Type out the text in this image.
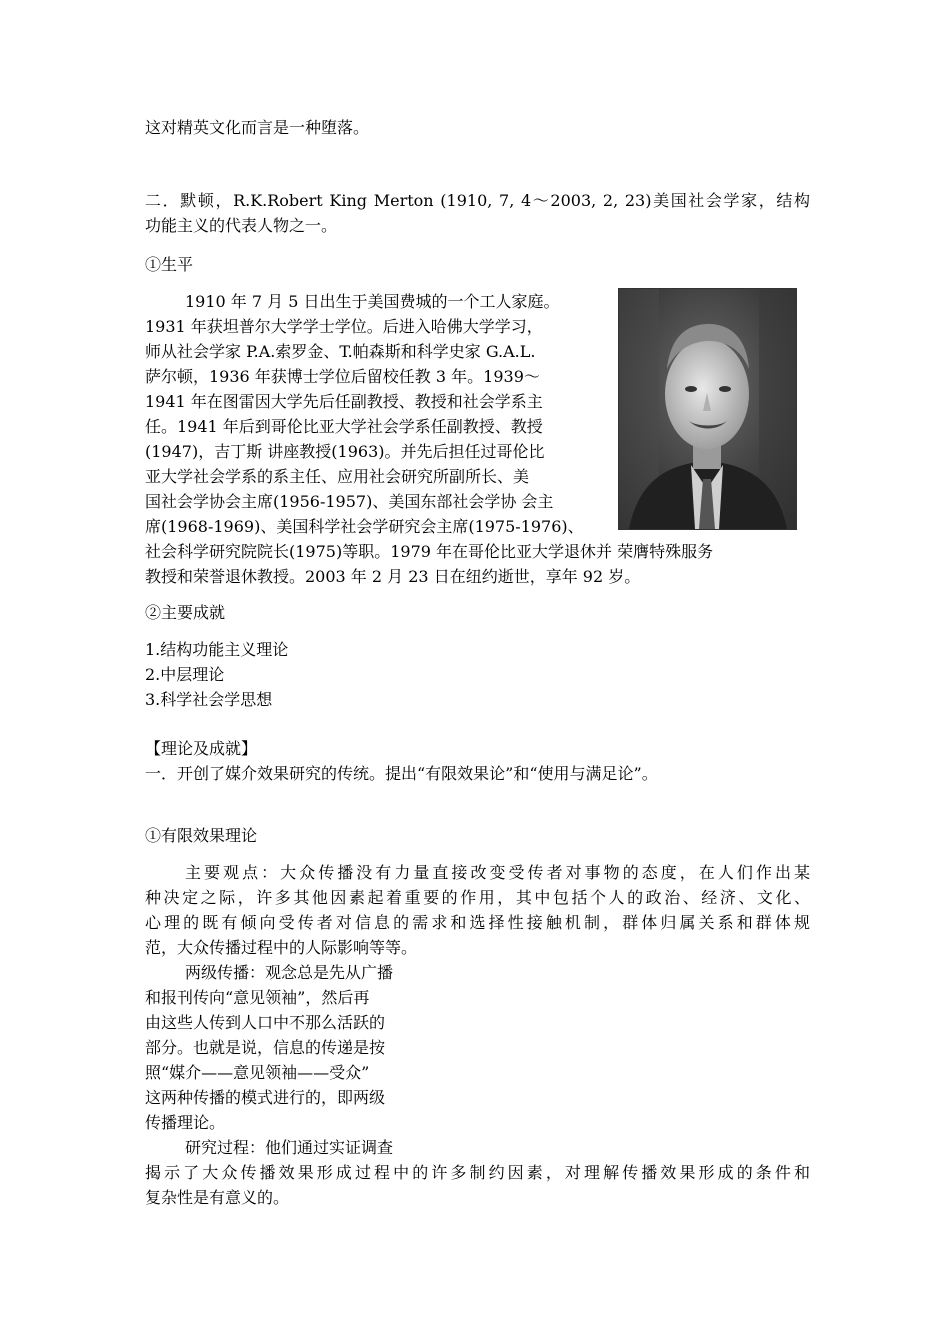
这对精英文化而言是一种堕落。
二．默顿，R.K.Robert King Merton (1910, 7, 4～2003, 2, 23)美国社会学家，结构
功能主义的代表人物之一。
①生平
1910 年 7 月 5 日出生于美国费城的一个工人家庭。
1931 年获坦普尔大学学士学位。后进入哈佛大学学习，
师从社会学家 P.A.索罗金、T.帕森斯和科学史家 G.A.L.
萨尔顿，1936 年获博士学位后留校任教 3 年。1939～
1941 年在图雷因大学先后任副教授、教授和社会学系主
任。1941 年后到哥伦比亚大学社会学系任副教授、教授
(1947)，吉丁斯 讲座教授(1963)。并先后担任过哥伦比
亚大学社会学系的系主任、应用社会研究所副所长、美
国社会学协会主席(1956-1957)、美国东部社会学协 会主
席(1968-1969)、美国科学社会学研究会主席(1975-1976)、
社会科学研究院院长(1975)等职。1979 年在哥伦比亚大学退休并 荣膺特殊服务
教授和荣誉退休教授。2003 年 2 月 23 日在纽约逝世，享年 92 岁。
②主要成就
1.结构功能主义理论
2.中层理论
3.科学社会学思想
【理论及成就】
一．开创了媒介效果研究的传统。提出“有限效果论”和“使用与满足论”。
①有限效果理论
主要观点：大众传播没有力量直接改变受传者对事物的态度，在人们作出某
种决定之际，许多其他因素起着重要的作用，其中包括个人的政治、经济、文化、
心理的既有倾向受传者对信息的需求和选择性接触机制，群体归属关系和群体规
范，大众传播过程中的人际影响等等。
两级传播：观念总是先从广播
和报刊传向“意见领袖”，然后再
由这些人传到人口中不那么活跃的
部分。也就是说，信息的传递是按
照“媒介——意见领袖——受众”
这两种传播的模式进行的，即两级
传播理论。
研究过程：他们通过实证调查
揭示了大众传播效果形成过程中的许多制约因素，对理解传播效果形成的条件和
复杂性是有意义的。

————————

**What you are asked to do:**
Reproduce the records, all of them, word for word; omit the pictures.

**Exercise solution:**
Type out the text in this image.
这对精英文化而言是一种堕落。
二．默顿，R.K.Robert King Merton (1910, 7, 4～2003, 2, 23)美国社会学家，结构
功能主义的代表人物之一。
①生平
1910 年 7 月 5 日出生于美国费城的一个工人家庭。
1931 年获坦普尔大学学士学位。后进入哈佛大学学习，
师从社会学家 P.A.索罗金、T.帕森斯和科学史家 G.A.L.
萨尔顿，1936 年获博士学位后留校任教 3 年。1939～
1941 年在图雷因大学先后任副教授、教授和社会学系主
任。1941 年后到哥伦比亚大学社会学系任副教授、教授
(1947)，吉丁斯 讲座教授(1963)。并先后担任过哥伦比
亚大学社会学系的系主任、应用社会研究所副所长、美
国社会学协会主席(1956-1957)、美国东部社会学协 会主
席(1968-1969)、美国科学社会学研究会主席(1975-1976)、
社会科学研究院院长(1975)等职。1979 年在哥伦比亚大学退休并 荣膺特殊服务
教授和荣誉退休教授。2003 年 2 月 23 日在纽约逝世，享年 92 岁。
②主要成就
1.结构功能主义理论
2.中层理论
3.科学社会学思想
【理论及成就】
一．开创了媒介效果研究的传统。提出“有限效果论”和“使用与满足论”。
①有限效果理论
主要观点：大众传播没有力量直接改变受传者对事物的态度，在人们作出某
种决定之际，许多其他因素起着重要的作用，其中包括个人的政治、经济、文化、
心理的既有倾向受传者对信息的需求和选择性接触机制，群体归属关系和群体规
范，大众传播过程中的人际影响等等。
两级传播：观念总是先从广播
和报刊传向“意见领袖”，然后再
由这些人传到人口中不那么活跃的
部分。也就是说，信息的传递是按
照“媒介——意见领袖——受众”
这两种传播的模式进行的，即两级
传播理论。
研究过程：他们通过实证调查
揭示了大众传播效果形成过程中的许多制约因素，对理解传播效果形成的条件和
复杂性是有意义的。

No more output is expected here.